__Your task__.
Rewrite the lines below so that every "Protected Timestamp" becomes "Closed Timestamp" and nothing else changes, and leave the pictures out.

__Supplied entries__.
☆ ☆ ☆
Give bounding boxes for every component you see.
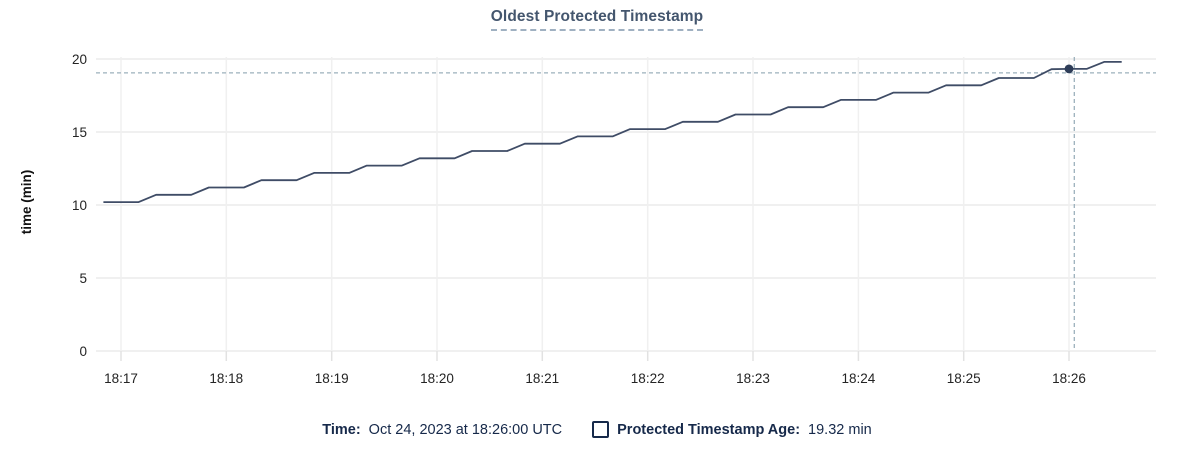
y-axis-title: time (min) bbox=[19, 170, 34, 235]
series-line bbox=[103, 61, 1122, 204]
chart-canvas[interactable]: 0 5 10 15 20 18:17 18:18 18:19 18:20 18:21 18:22 18… bbox=[0, 0, 1194, 400]
x-tick-label: 18:19 bbox=[315, 371, 349, 386]
x-tick-label: 18:26 bbox=[1052, 371, 1086, 386]
x-tick-label: 18:20 bbox=[420, 371, 454, 386]
legend-series-label: Protected Timestamp Age: bbox=[617, 421, 801, 438]
y-tick-label: 0 bbox=[79, 344, 87, 359]
legend-series[interactable]: Protected Timestamp Age: 19.32 min bbox=[592, 421, 872, 438]
legend-time: Time: Oct 24, 2023 at 18:26:00 UTC bbox=[322, 422, 562, 438]
series-checkbox[interactable] bbox=[592, 421, 610, 438]
x-tick-label: 18:18 bbox=[209, 371, 243, 386]
y-tick-label: 10 bbox=[72, 198, 87, 213]
chart-legend: Time: Oct 24, 2023 at 18:26:00 UTC Prote… bbox=[0, 421, 1194, 438]
x-tick-label: 18:25 bbox=[947, 371, 981, 386]
title-row: Oldest Protected Timestamp bbox=[0, 8, 1194, 31]
x-tick-label: 18:23 bbox=[736, 371, 770, 386]
x-tick-label: 18:17 bbox=[104, 371, 138, 386]
chart-title[interactable]: Oldest Protected Timestamp bbox=[490, 8, 704, 31]
y-tick-label: 20 bbox=[72, 52, 87, 67]
x-tick-label: 18:24 bbox=[842, 371, 876, 386]
hover-point[interactable] bbox=[1064, 64, 1074, 74]
y-tick-label: 5 bbox=[79, 271, 87, 286]
legend-time-label: Time: bbox=[322, 421, 361, 438]
legend-time-value: Oct 24, 2023 at 18:26:00 UTC bbox=[368, 421, 563, 438]
x-tick-label: 18:22 bbox=[631, 371, 665, 386]
y-tick-label: 15 bbox=[72, 125, 87, 140]
x-tick-label: 18:21 bbox=[525, 371, 559, 386]
legend-series-value: 19.32 min bbox=[808, 421, 872, 438]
☆ ☆ ☆
__Result of the exercise__.
Give bounding boxes for every component you see.
y-axis-title: time (min) bbox=[19, 170, 34, 235]
series-line bbox=[103, 61, 1122, 204]
chart-canvas[interactable]: 0 5 10 15 20 18:17 18:18 18:19 18:20 18:21 18:22 18… bbox=[0, 0, 1194, 400]
x-tick-label: 18:19 bbox=[315, 371, 349, 386]
x-tick-label: 18:26 bbox=[1052, 371, 1086, 386]
x-tick-label: 18:20 bbox=[420, 371, 454, 386]
legend-series-label: Closed Timestamp Age: bbox=[617, 421, 801, 438]
y-tick-label: 0 bbox=[79, 344, 87, 359]
legend-series[interactable]: Closed Timestamp Age: 19.32 min bbox=[592, 421, 872, 438]
legend-time: Time: Oct 24, 2023 at 18:26:00 UTC bbox=[322, 422, 562, 438]
series-checkbox[interactable] bbox=[592, 421, 610, 438]
x-tick-label: 18:18 bbox=[209, 371, 243, 386]
y-tick-label: 10 bbox=[72, 198, 87, 213]
chart-legend: Time: Oct 24, 2023 at 18:26:00 UTC Prote… bbox=[0, 421, 1194, 438]
x-tick-label: 18:25 bbox=[947, 371, 981, 386]
title-row: Oldest Closed Timestamp bbox=[0, 8, 1194, 31]
x-tick-label: 18:23 bbox=[736, 371, 770, 386]
x-tick-label: 18:17 bbox=[104, 371, 138, 386]
chart-title[interactable]: Oldest Closed Timestamp bbox=[490, 8, 704, 31]
y-tick-label: 20 bbox=[72, 52, 87, 67]
x-tick-label: 18:24 bbox=[842, 371, 876, 386]
hover-point[interactable] bbox=[1064, 64, 1074, 74]
y-tick-label: 5 bbox=[79, 271, 87, 286]
legend-time-label: Time: bbox=[322, 421, 361, 438]
legend-time-value: Oct 24, 2023 at 18:26:00 UTC bbox=[368, 421, 563, 438]
x-tick-label: 18:22 bbox=[631, 371, 665, 386]
y-tick-label: 15 bbox=[72, 125, 87, 140]
x-tick-label: 18:21 bbox=[525, 371, 559, 386]
legend-series-value: 19.32 min bbox=[808, 421, 872, 438]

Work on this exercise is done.